_DATASET RECORDS:_
-=-=-=-=-

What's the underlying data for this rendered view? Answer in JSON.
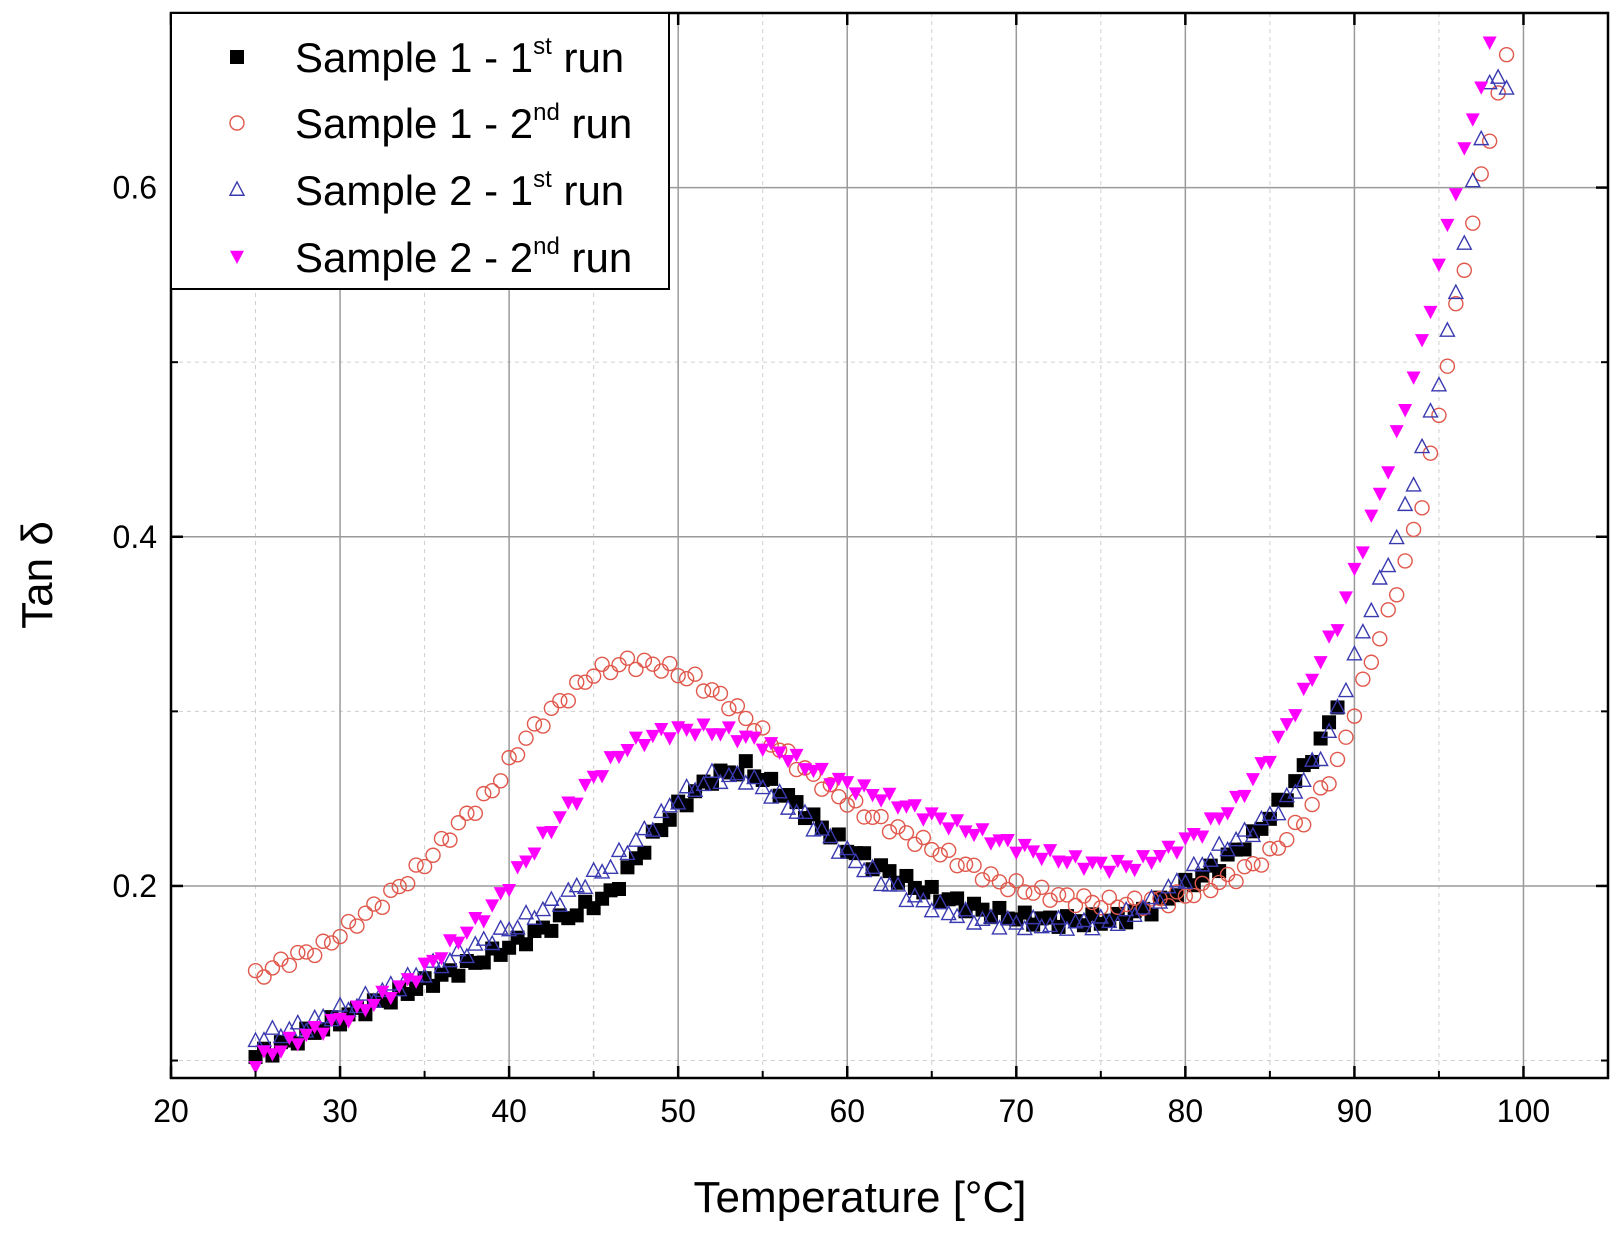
{
  "chart_data": {
    "type": "scatter",
    "title": "",
    "xlabel": "Temperature [°C]",
    "ylabel": "Tan δ",
    "xlim": [
      20,
      105
    ],
    "ylim": [
      0.09,
      0.7
    ],
    "x_ticks": [
      20,
      30,
      40,
      50,
      60,
      70,
      80,
      90,
      100
    ],
    "y_ticks": [
      0.2,
      0.4,
      0.6
    ],
    "grid": true,
    "legend_position": "top-left",
    "series": [
      {
        "name_main": "Sample 1 - 1",
        "name_sup": "st",
        "name_end": " run",
        "marker": "filled-square",
        "color": "#000000",
        "anchors": [
          [
            25,
            0.102
          ],
          [
            28,
            0.115
          ],
          [
            31,
            0.128
          ],
          [
            34,
            0.14
          ],
          [
            37,
            0.152
          ],
          [
            40,
            0.165
          ],
          [
            43,
            0.18
          ],
          [
            46,
            0.195
          ],
          [
            48,
            0.222
          ],
          [
            50,
            0.245
          ],
          [
            52,
            0.262
          ],
          [
            54,
            0.268
          ],
          [
            56,
            0.255
          ],
          [
            58,
            0.238
          ],
          [
            60,
            0.222
          ],
          [
            62,
            0.21
          ],
          [
            64,
            0.2
          ],
          [
            66,
            0.192
          ],
          [
            68,
            0.186
          ],
          [
            70,
            0.182
          ],
          [
            72,
            0.18
          ],
          [
            74,
            0.18
          ],
          [
            76,
            0.181
          ],
          [
            78,
            0.187
          ],
          [
            80,
            0.2
          ],
          [
            82,
            0.212
          ],
          [
            84,
            0.228
          ],
          [
            86,
            0.252
          ],
          [
            88,
            0.282
          ],
          [
            89,
            0.305
          ]
        ]
      },
      {
        "name_main": "Sample 1 - 2",
        "name_sup": "nd",
        "name_end": " run",
        "marker": "open-circle",
        "color": "#e0584c",
        "anchors": [
          [
            25,
            0.148
          ],
          [
            27,
            0.158
          ],
          [
            29,
            0.165
          ],
          [
            31,
            0.18
          ],
          [
            33,
            0.195
          ],
          [
            35,
            0.213
          ],
          [
            37,
            0.235
          ],
          [
            39,
            0.255
          ],
          [
            41,
            0.285
          ],
          [
            43,
            0.305
          ],
          [
            45,
            0.322
          ],
          [
            47,
            0.328
          ],
          [
            49,
            0.326
          ],
          [
            51,
            0.318
          ],
          [
            53,
            0.305
          ],
          [
            55,
            0.287
          ],
          [
            57,
            0.27
          ],
          [
            59,
            0.255
          ],
          [
            61,
            0.242
          ],
          [
            63,
            0.232
          ],
          [
            65,
            0.222
          ],
          [
            67,
            0.212
          ],
          [
            69,
            0.202
          ],
          [
            71,
            0.197
          ],
          [
            73,
            0.193
          ],
          [
            75,
            0.19
          ],
          [
            77,
            0.19
          ],
          [
            79,
            0.192
          ],
          [
            81,
            0.198
          ],
          [
            83,
            0.206
          ],
          [
            85,
            0.218
          ],
          [
            87,
            0.238
          ],
          [
            89,
            0.27
          ],
          [
            90,
            0.3
          ],
          [
            91,
            0.33
          ],
          [
            92,
            0.355
          ],
          [
            93,
            0.385
          ],
          [
            94,
            0.42
          ],
          [
            95,
            0.47
          ],
          [
            96,
            0.53
          ],
          [
            97,
            0.58
          ],
          [
            98,
            0.63
          ],
          [
            99,
            0.675
          ]
        ]
      },
      {
        "name_main": "Sample 2 - 1",
        "name_sup": "st",
        "name_end": " run",
        "marker": "open-triangle-up",
        "color": "#3a3ab0",
        "anchors": [
          [
            25,
            0.112
          ],
          [
            28,
            0.12
          ],
          [
            31,
            0.132
          ],
          [
            34,
            0.146
          ],
          [
            37,
            0.16
          ],
          [
            40,
            0.175
          ],
          [
            43,
            0.192
          ],
          [
            46,
            0.212
          ],
          [
            48,
            0.23
          ],
          [
            50,
            0.25
          ],
          [
            52,
            0.262
          ],
          [
            54,
            0.262
          ],
          [
            56,
            0.25
          ],
          [
            58,
            0.235
          ],
          [
            60,
            0.218
          ],
          [
            62,
            0.203
          ],
          [
            64,
            0.192
          ],
          [
            66,
            0.185
          ],
          [
            68,
            0.18
          ],
          [
            70,
            0.178
          ],
          [
            72,
            0.178
          ],
          [
            74,
            0.178
          ],
          [
            76,
            0.18
          ],
          [
            78,
            0.19
          ],
          [
            80,
            0.205
          ],
          [
            82,
            0.22
          ],
          [
            84,
            0.232
          ],
          [
            86,
            0.248
          ],
          [
            88,
            0.275
          ],
          [
            89,
            0.3
          ],
          [
            90,
            0.33
          ],
          [
            91,
            0.36
          ],
          [
            92,
            0.385
          ],
          [
            93,
            0.415
          ],
          [
            94,
            0.45
          ],
          [
            95,
            0.49
          ],
          [
            96,
            0.54
          ],
          [
            97,
            0.6
          ],
          [
            98,
            0.66
          ],
          [
            99,
            0.66
          ]
        ]
      },
      {
        "name_main": "Sample 2 - 2",
        "name_sup": "nd",
        "name_end": " run",
        "marker": "filled-triangle-down",
        "color": "#ff00ff",
        "anchors": [
          [
            25,
            0.1
          ],
          [
            28,
            0.115
          ],
          [
            31,
            0.128
          ],
          [
            34,
            0.145
          ],
          [
            37,
            0.17
          ],
          [
            39,
            0.188
          ],
          [
            41,
            0.215
          ],
          [
            43,
            0.24
          ],
          [
            45,
            0.262
          ],
          [
            47,
            0.28
          ],
          [
            49,
            0.288
          ],
          [
            51,
            0.29
          ],
          [
            53,
            0.288
          ],
          [
            55,
            0.282
          ],
          [
            57,
            0.272
          ],
          [
            59,
            0.262
          ],
          [
            61,
            0.255
          ],
          [
            63,
            0.248
          ],
          [
            65,
            0.24
          ],
          [
            67,
            0.233
          ],
          [
            69,
            0.226
          ],
          [
            71,
            0.22
          ],
          [
            73,
            0.215
          ],
          [
            75,
            0.212
          ],
          [
            77,
            0.212
          ],
          [
            79,
            0.22
          ],
          [
            81,
            0.232
          ],
          [
            83,
            0.248
          ],
          [
            85,
            0.275
          ],
          [
            87,
            0.31
          ],
          [
            89,
            0.35
          ],
          [
            90,
            0.38
          ],
          [
            91,
            0.41
          ],
          [
            92,
            0.44
          ],
          [
            93,
            0.475
          ],
          [
            94,
            0.51
          ],
          [
            95,
            0.555
          ],
          [
            96,
            0.6
          ],
          [
            97,
            0.64
          ],
          [
            98,
            0.68
          ]
        ]
      }
    ]
  }
}
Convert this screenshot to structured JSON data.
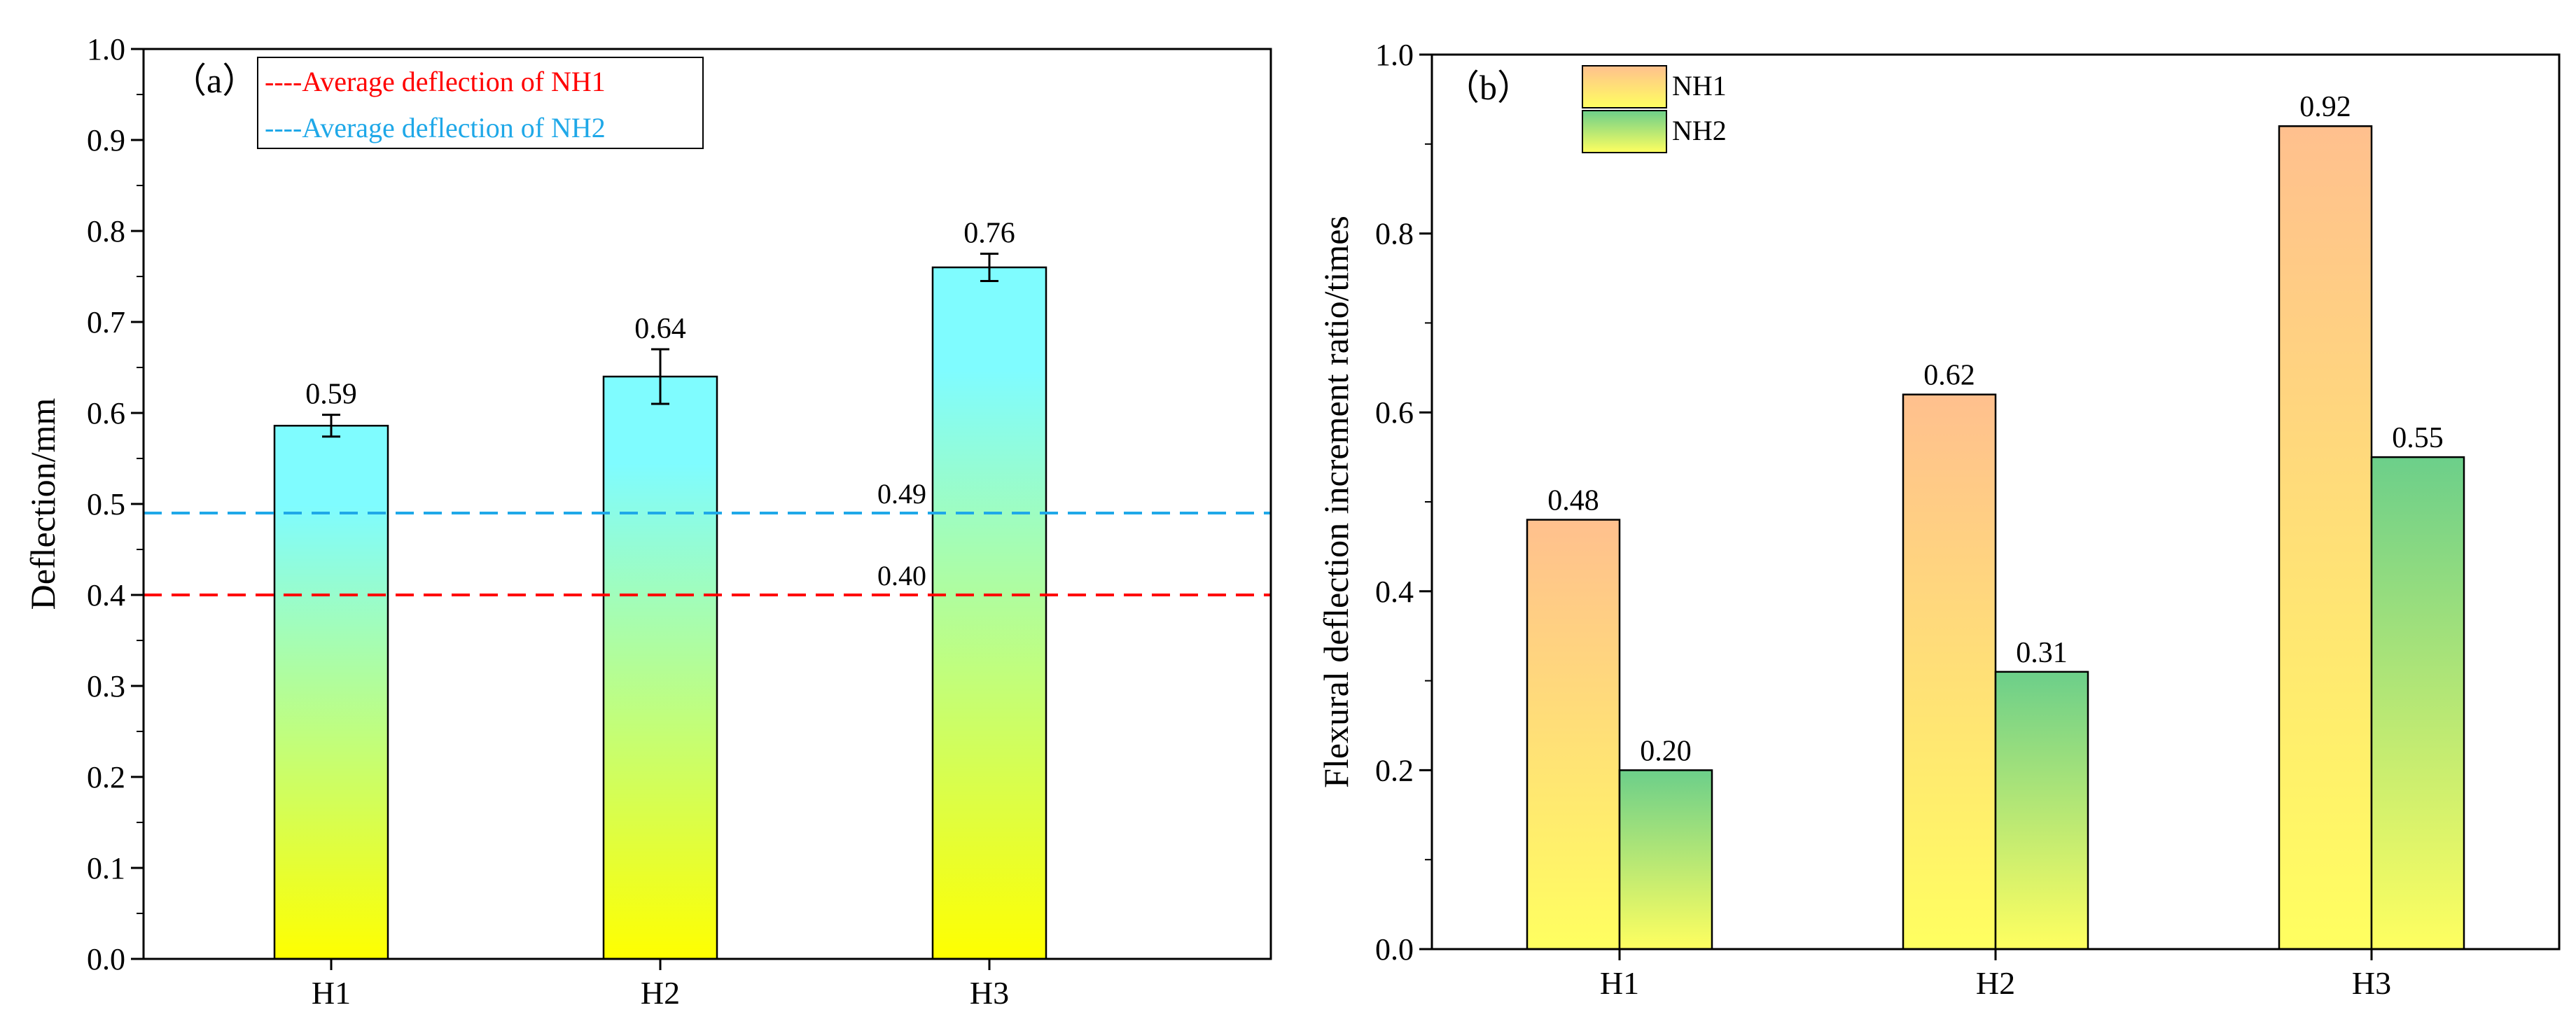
{
  "chart_data": [
    {
      "type": "bar",
      "panel_label": "（a）",
      "title": "",
      "xlabel": "",
      "ylabel": "Deflection/mm",
      "ylim": [
        0,
        1.0
      ],
      "ytick_step": 0.1,
      "yticks": [
        "0.0",
        "0.1",
        "0.2",
        "0.3",
        "0.4",
        "0.5",
        "0.6",
        "0.7",
        "0.8",
        "0.9",
        "1.0"
      ],
      "categories": [
        "H1",
        "H2",
        "H3"
      ],
      "series": [
        {
          "name": "Deflection",
          "values": [
            0.586,
            0.64,
            0.76
          ],
          "value_labels": [
            "0.59",
            "0.64",
            "0.76"
          ],
          "errors": [
            0.012,
            0.03,
            0.015
          ],
          "gradient_top": "#7ffcff",
          "gradient_bottom": "#ffff00"
        }
      ],
      "reference_lines": [
        {
          "name": "Average deflection of NH1",
          "legend_label": "----Average deflection of NH1",
          "value": 0.4,
          "label": "0.40",
          "color": "#ff0000"
        },
        {
          "name": "Average deflection of NH2",
          "legend_label": "----Average deflection of NH2",
          "value": 0.49,
          "label": "0.49",
          "color": "#1fa8e8"
        }
      ],
      "legend_position": "top-left",
      "grid": false
    },
    {
      "type": "bar",
      "panel_label": "（b）",
      "title": "",
      "xlabel": "",
      "ylabel": "Flexural deflection increment ratio/times",
      "ylim": [
        0,
        1.0
      ],
      "ytick_step": 0.2,
      "yticks": [
        "0.0",
        "0.2",
        "0.4",
        "0.6",
        "0.8",
        "1.0"
      ],
      "categories": [
        "H1",
        "H2",
        "H3"
      ],
      "series": [
        {
          "name": "NH1",
          "values": [
            0.48,
            0.62,
            0.92
          ],
          "value_labels": [
            "0.48",
            "0.62",
            "0.92"
          ],
          "gradient_top": "#ffc08e",
          "gradient_bottom": "#ffff60"
        },
        {
          "name": "NH2",
          "values": [
            0.2,
            0.31,
            0.55
          ],
          "value_labels": [
            "0.20",
            "0.31",
            "0.55"
          ],
          "gradient_top": "#6ccf8a",
          "gradient_bottom": "#ffff60"
        }
      ],
      "legend_position": "top-left",
      "grid": false
    }
  ]
}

-=-=-=-=-

Gather each line in the data that holds the string "open".

        "marker": "open-circle",
        "marker": "open-triangle-up",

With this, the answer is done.